─── 所给文段

归并排序可以有两种思路----top-down 和 bottom-up

top-down:

递归实现,将数组分成两半,分别处理;再合并。

伪代码如下

split ( A[], l, r)
{
	if ( r - l < 2) return;
	m = (r + l) / 2;
	split ( A, l, m); //split A[l…m-1]
	split ( A, m, r); //split A[m…r-1]
	merge ( A, l, m, e); //merge A[l…m-1] and A[m…e-1]
}

bottom-up:

循环实现,将数组看做n个长度为1的组数组。

用width控制每次merge的子数组长度,width每次翻倍

伪代码如下

sort ( A[], n)
{
	for (width = 1; width < n; width *= 2)
	{
		for (i = 0; i < n; i += 2 * width)
		{
			merge(A, i, min(i + w, n), min(i + 2 * w, n));
		}
	}
}

Sort list中使用链表,不能在O(1)的时间内访问任意节点,同时注意要处理尾部节点的next,置为NULL

和上面的伪代码类似,首先实现merge函数:

    ListNode * merge(ListNode * h1, int s1, ListNode * h2, int s2)
    {
        if (h2 == NULL) return h1;
        ListNode * h;
        if (h1->val < h2->val)
            h = advance(h1, s1);
        else
            h = advance(h2, s2);
        ListNode * cur = h;
        while (s1 && s2)
        {
            if (h1->val < h2->val)

──────

任务目标
请把归并排序文段中从“Sort list中使用链表”到“while (s1 && s2)”的部分一字不差地抄写出来。 下面的条目是独立的材料，与上面的文段互不相干。

─── 所给条目

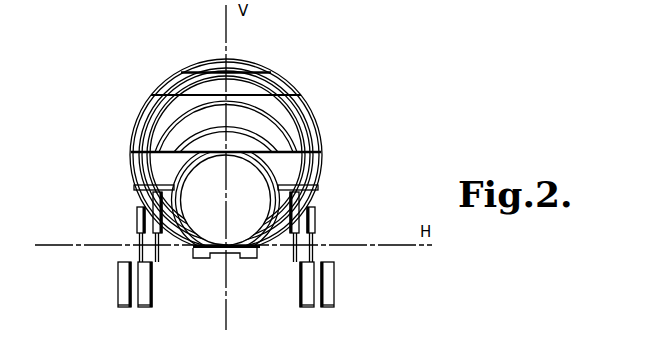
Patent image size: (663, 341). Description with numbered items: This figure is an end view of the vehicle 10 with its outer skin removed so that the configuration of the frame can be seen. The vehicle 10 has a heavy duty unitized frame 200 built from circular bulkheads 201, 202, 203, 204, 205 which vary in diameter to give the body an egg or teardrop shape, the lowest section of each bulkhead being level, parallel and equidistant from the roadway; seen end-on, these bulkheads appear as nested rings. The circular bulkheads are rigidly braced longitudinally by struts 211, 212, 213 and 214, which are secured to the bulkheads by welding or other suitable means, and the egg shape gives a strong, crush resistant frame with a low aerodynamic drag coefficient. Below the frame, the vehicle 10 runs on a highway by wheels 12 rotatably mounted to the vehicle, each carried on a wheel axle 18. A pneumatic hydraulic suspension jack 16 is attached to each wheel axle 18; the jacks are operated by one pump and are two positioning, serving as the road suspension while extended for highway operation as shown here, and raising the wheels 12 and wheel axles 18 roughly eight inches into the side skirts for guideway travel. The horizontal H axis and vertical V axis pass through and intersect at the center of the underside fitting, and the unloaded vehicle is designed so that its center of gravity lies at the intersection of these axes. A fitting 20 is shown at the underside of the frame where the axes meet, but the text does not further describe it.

The vehicle 10 is at (404, 88).
The wheels 12 is at (125, 308).
The pneumatic hydraulic suspension jack 16 is at (138, 218).
The wheel axle 18 is at (137, 284).
The base 20 is at (206, 254).
The unitized frame 200 is at (293, 86).
The circular bulkhead 201 is at (138, 207).
The circular bulkhead 202 is at (165, 171).
The circular bulkhead 203 is at (165, 121).
The circular bulkhead 204 is at (185, 86).
The circular bulkhead 205 is at (222, 58).
The strut 211 is at (320, 174).
The strut 212 is at (321, 151).
The strut 213 is at (302, 97).
The strut 214 is at (267, 71).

──────

本题答案
Sort list中使用链表,不能在O(1)的时间内访问任意节点,同时注意要处理尾部节点的next,置为NULL

和上面的伪代码类似,首先实现merge函数:

    ListNode * merge(ListNode * h1, int s1, ListNode * h2, int s2)
    {
        if (h2 == NULL) return h1;
        ListNode * h;
        if (h1->val < h2->val)
            h = advance(h1, s1);
        else
            h = advance(h2, s2);
        ListNode * cur = h;
        while (s1 && s2)